#### [EXERCISE TASK]
Make an exact copy of the entries below with the pictures removed.
## START PROVIDED DATA
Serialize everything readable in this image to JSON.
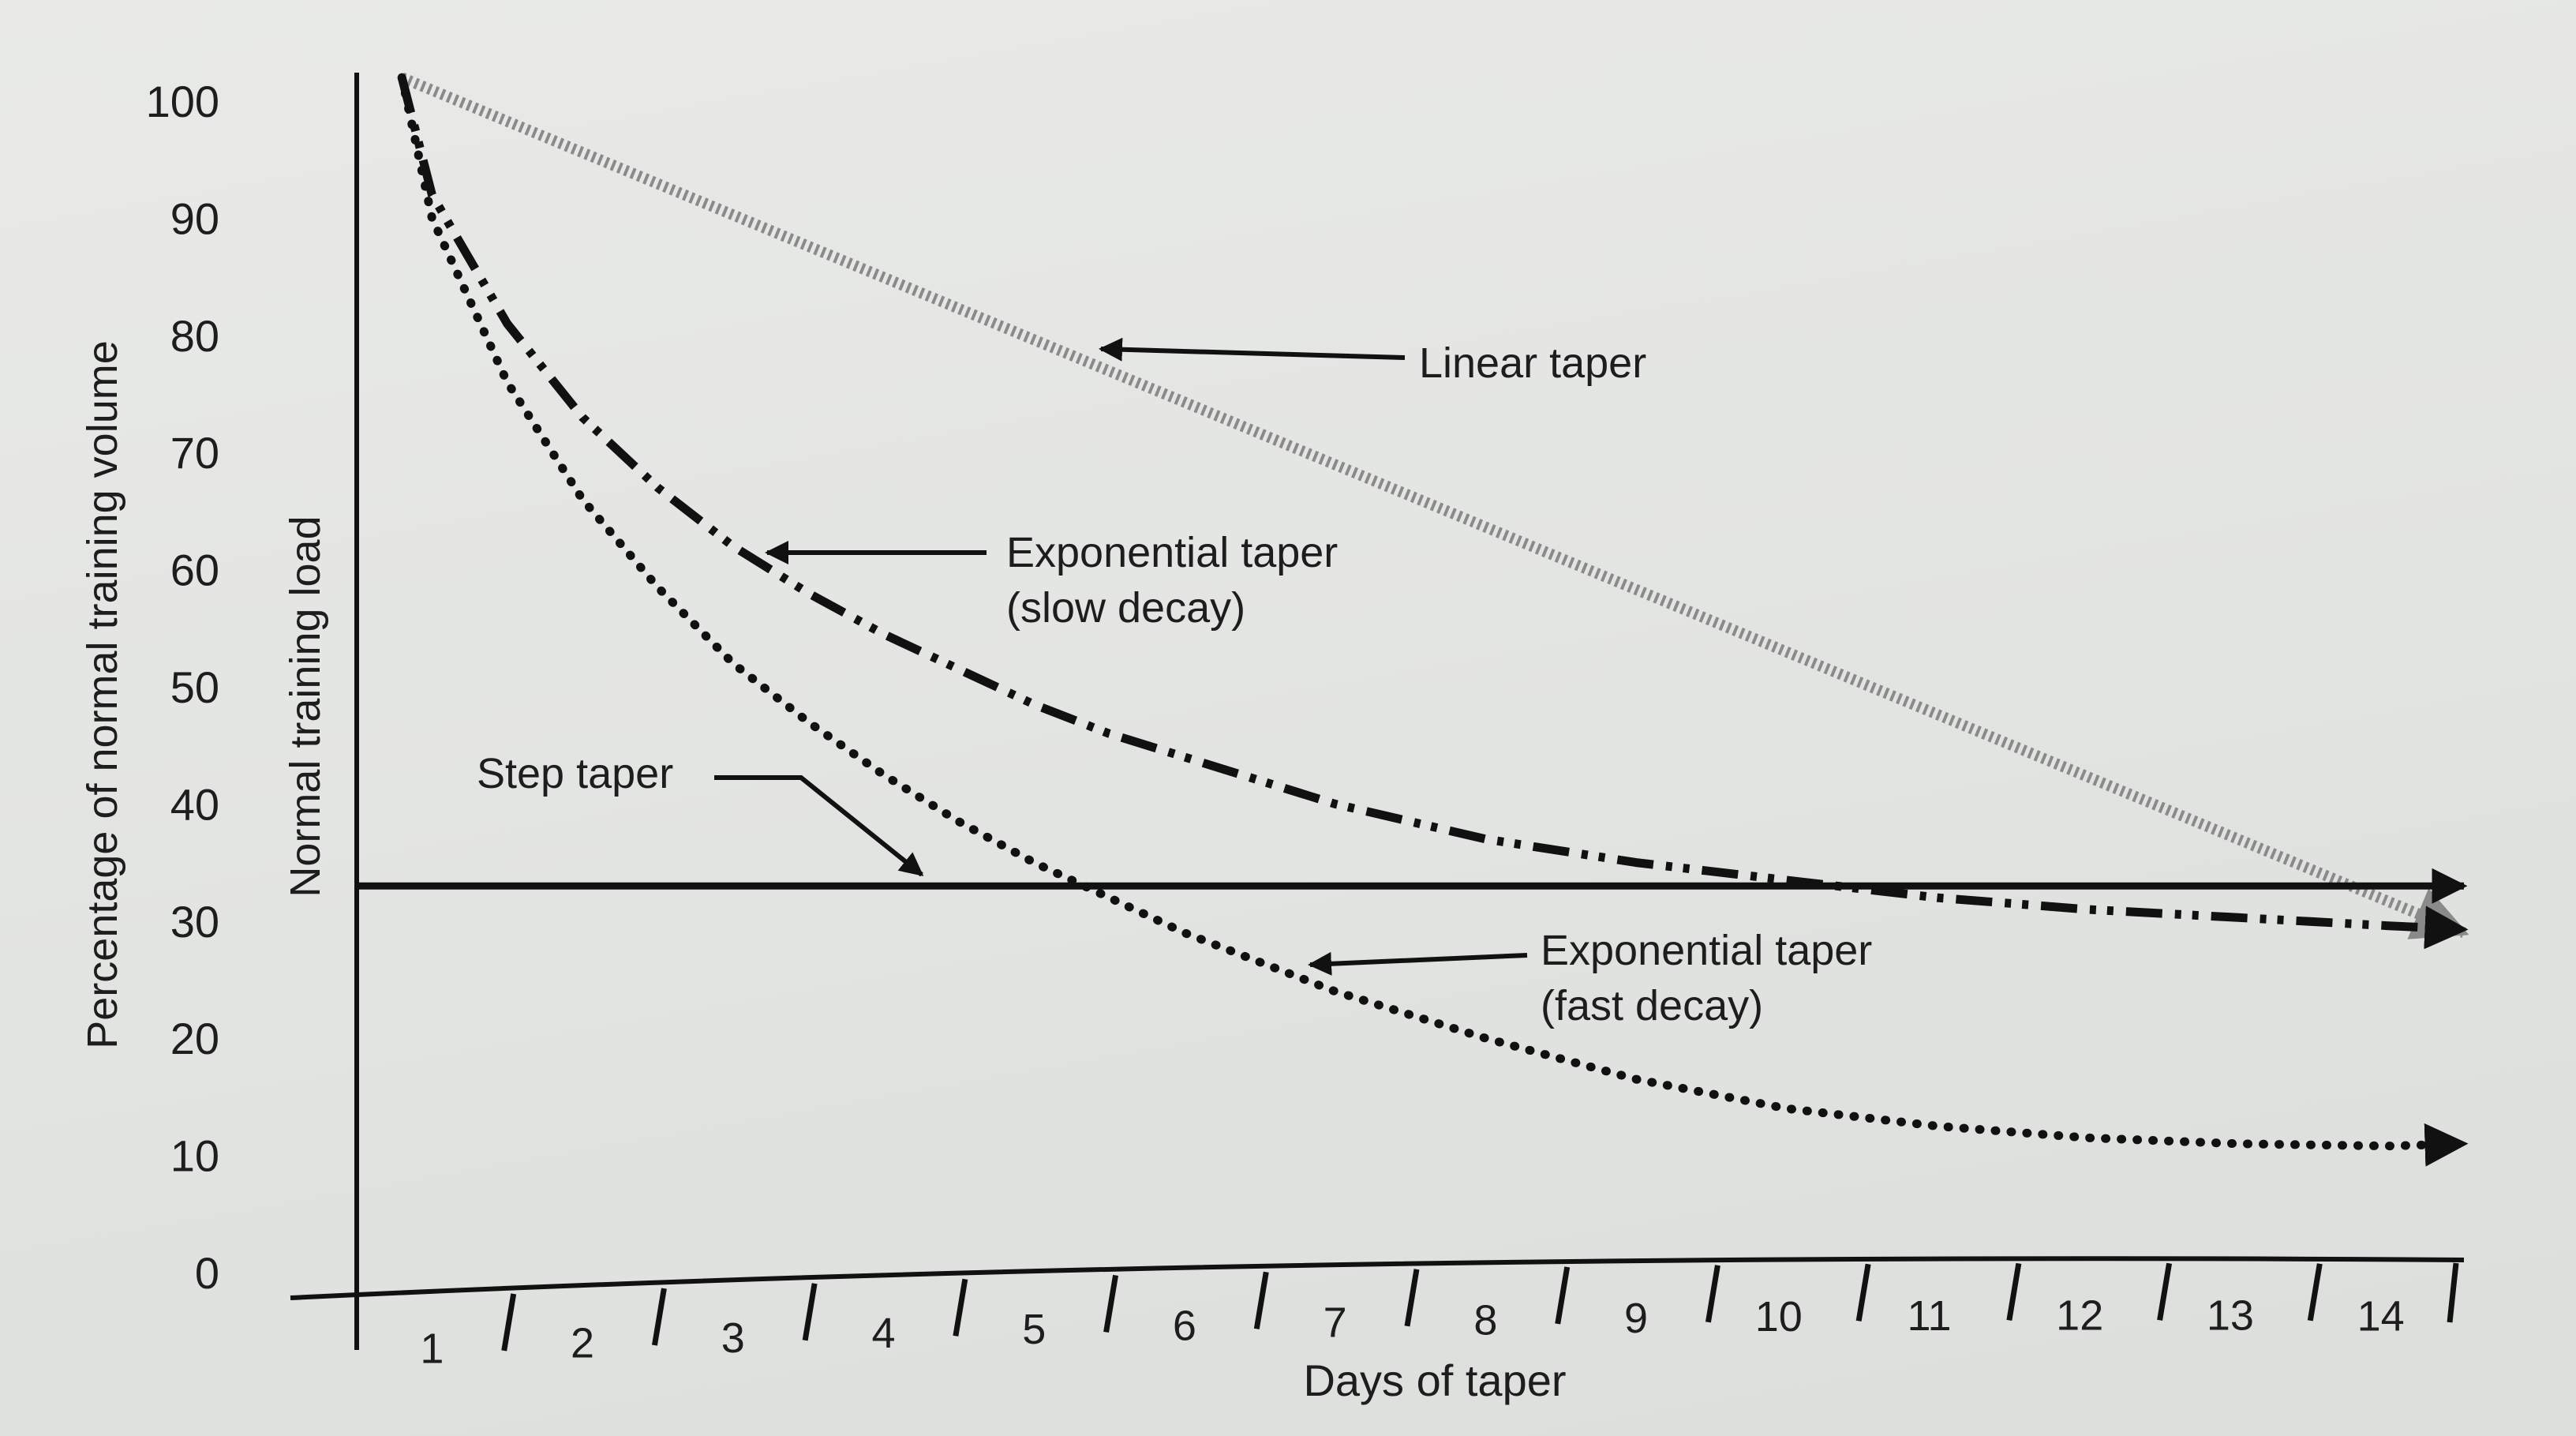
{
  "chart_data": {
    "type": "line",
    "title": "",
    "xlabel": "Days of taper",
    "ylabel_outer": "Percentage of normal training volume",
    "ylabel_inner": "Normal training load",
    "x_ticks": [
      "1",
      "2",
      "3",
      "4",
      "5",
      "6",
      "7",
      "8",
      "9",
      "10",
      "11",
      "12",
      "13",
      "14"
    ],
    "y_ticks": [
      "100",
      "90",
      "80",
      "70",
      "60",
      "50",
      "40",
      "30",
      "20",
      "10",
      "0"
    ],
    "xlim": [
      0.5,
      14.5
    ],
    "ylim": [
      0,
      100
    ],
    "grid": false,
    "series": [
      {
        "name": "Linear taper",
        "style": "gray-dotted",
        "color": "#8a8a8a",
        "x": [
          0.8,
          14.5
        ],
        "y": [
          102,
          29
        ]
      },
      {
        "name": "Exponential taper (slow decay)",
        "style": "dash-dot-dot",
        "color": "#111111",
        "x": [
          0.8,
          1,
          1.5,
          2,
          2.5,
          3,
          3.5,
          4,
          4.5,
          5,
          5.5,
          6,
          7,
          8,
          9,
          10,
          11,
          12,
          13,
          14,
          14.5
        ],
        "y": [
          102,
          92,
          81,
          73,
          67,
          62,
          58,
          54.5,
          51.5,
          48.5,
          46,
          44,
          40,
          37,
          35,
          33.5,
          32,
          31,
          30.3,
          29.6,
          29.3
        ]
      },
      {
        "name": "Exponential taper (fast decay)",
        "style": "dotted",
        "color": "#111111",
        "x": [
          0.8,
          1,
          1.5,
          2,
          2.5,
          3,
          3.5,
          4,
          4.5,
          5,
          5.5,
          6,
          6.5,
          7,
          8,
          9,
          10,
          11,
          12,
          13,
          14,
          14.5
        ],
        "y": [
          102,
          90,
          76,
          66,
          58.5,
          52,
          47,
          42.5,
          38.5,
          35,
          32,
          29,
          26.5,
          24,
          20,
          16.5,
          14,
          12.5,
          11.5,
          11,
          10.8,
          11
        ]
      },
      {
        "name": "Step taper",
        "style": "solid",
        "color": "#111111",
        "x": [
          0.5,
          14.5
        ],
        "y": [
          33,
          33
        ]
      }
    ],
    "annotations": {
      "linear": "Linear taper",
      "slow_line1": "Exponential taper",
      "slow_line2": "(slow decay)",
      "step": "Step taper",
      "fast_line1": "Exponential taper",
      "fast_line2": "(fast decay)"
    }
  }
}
## END PROVIDED DATA
#### [SOLUTION]
Serialize everything readable in this image to JSON.
{
  "chart_data": {
    "type": "line",
    "title": "",
    "xlabel": "Days of taper",
    "ylabel_outer": "Percentage of normal training volume",
    "ylabel_inner": "Normal training load",
    "x_ticks": [
      "1",
      "2",
      "3",
      "4",
      "5",
      "6",
      "7",
      "8",
      "9",
      "10",
      "11",
      "12",
      "13",
      "14"
    ],
    "y_ticks": [
      "100",
      "90",
      "80",
      "70",
      "60",
      "50",
      "40",
      "30",
      "20",
      "10",
      "0"
    ],
    "xlim": [
      0.5,
      14.5
    ],
    "ylim": [
      0,
      100
    ],
    "grid": false,
    "series": [
      {
        "name": "Linear taper",
        "style": "gray-dotted",
        "color": "#8a8a8a",
        "x": [
          0.8,
          14.5
        ],
        "y": [
          102,
          29
        ]
      },
      {
        "name": "Exponential taper (slow decay)",
        "style": "dash-dot-dot",
        "color": "#111111",
        "x": [
          0.8,
          1,
          1.5,
          2,
          2.5,
          3,
          3.5,
          4,
          4.5,
          5,
          5.5,
          6,
          7,
          8,
          9,
          10,
          11,
          12,
          13,
          14,
          14.5
        ],
        "y": [
          102,
          92,
          81,
          73,
          67,
          62,
          58,
          54.5,
          51.5,
          48.5,
          46,
          44,
          40,
          37,
          35,
          33.5,
          32,
          31,
          30.3,
          29.6,
          29.3
        ]
      },
      {
        "name": "Exponential taper (fast decay)",
        "style": "dotted",
        "color": "#111111",
        "x": [
          0.8,
          1,
          1.5,
          2,
          2.5,
          3,
          3.5,
          4,
          4.5,
          5,
          5.5,
          6,
          6.5,
          7,
          8,
          9,
          10,
          11,
          12,
          13,
          14,
          14.5
        ],
        "y": [
          102,
          90,
          76,
          66,
          58.5,
          52,
          47,
          42.5,
          38.5,
          35,
          32,
          29,
          26.5,
          24,
          20,
          16.5,
          14,
          12.5,
          11.5,
          11,
          10.8,
          11
        ]
      },
      {
        "name": "Step taper",
        "style": "solid",
        "color": "#111111",
        "x": [
          0.5,
          14.5
        ],
        "y": [
          33,
          33
        ]
      }
    ],
    "annotations": {
      "linear": "Linear taper",
      "slow_line1": "Exponential taper",
      "slow_line2": "(slow decay)",
      "step": "Step taper",
      "fast_line1": "Exponential taper",
      "fast_line2": "(fast decay)"
    }
  }
}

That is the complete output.